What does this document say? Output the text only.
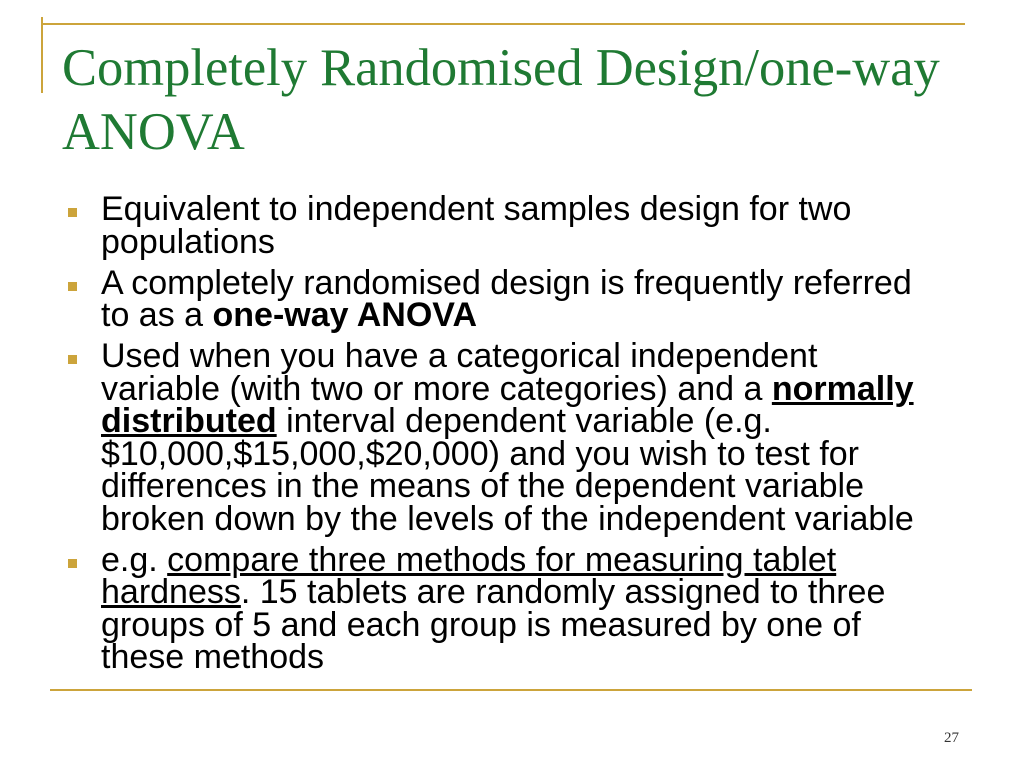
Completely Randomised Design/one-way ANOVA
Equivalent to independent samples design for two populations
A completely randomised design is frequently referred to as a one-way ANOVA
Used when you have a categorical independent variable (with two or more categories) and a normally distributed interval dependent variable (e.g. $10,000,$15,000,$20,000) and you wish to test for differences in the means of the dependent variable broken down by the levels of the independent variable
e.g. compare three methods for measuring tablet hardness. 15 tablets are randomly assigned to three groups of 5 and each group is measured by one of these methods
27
* * *
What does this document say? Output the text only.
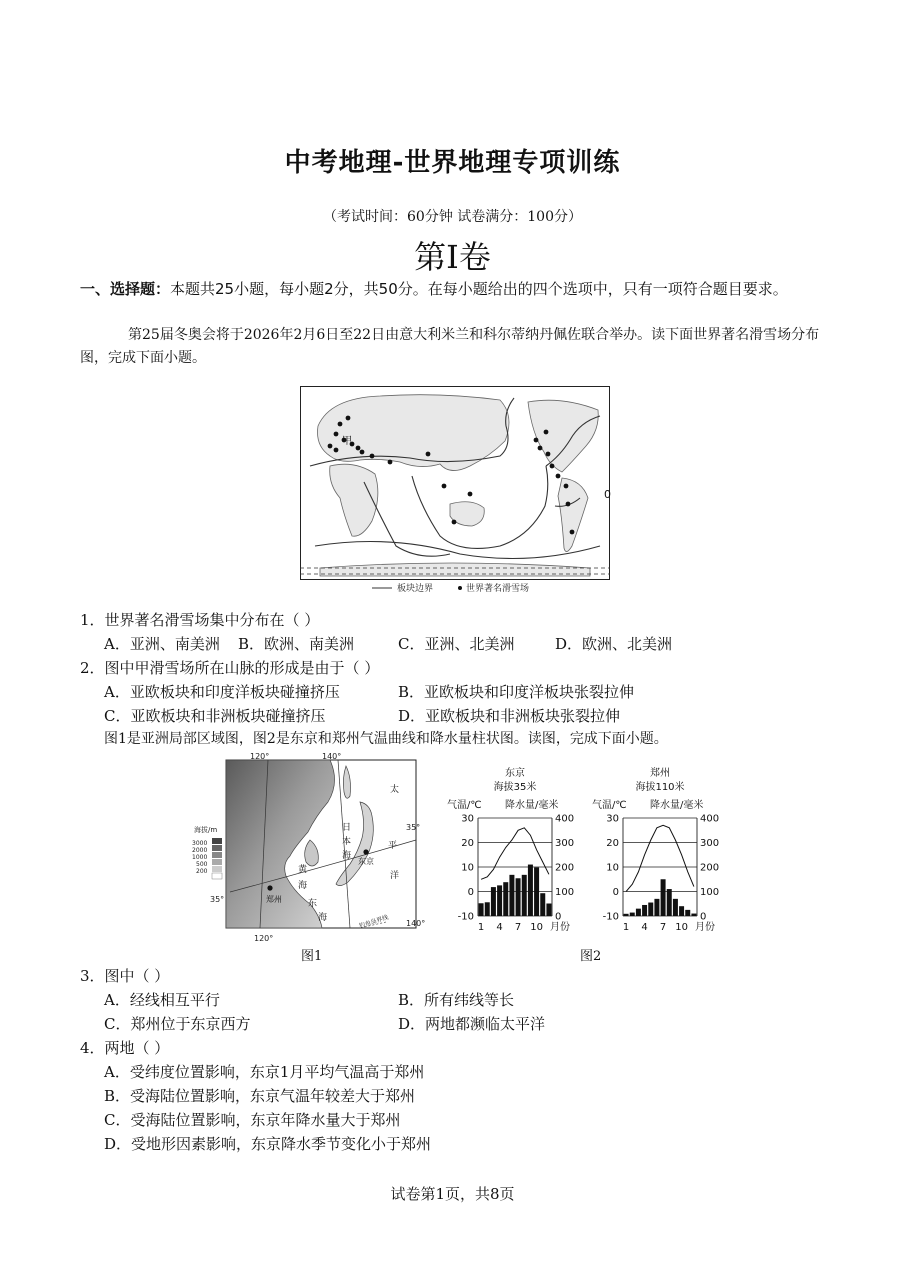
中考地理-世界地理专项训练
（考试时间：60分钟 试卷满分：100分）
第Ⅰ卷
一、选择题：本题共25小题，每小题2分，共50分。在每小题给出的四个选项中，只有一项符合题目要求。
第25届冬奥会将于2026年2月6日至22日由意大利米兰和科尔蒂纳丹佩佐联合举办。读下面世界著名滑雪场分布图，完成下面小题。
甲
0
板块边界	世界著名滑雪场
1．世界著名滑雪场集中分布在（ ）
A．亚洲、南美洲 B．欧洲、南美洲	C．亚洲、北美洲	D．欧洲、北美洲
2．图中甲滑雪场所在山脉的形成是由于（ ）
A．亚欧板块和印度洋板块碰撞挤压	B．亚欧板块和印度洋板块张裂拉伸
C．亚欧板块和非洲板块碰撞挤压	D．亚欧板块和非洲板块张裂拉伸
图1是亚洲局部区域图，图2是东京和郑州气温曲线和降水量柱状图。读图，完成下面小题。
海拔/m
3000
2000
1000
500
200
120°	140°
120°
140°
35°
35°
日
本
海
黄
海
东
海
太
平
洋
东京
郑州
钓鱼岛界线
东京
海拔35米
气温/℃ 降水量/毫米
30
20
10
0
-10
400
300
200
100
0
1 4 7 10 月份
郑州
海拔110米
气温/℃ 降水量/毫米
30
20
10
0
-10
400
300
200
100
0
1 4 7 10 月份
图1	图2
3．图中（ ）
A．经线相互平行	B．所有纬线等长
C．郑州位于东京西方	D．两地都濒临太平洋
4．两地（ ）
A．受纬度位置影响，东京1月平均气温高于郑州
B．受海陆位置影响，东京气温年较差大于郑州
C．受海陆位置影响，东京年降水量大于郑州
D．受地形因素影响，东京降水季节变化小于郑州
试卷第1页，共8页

== Work required ==
Collect every line with the string "完成下面小题" from the records, and copy each.

== Result of the exercise ==
第25届冬奥会将于2026年2月6日至22日由意大利米兰和科尔蒂纳丹佩佐联合举办。读下面世界著名滑雪场分布图，完成下面小题。
图1是亚洲局部区域图，图2是东京和郑州气温曲线和降水量柱状图。读图，完成下面小题。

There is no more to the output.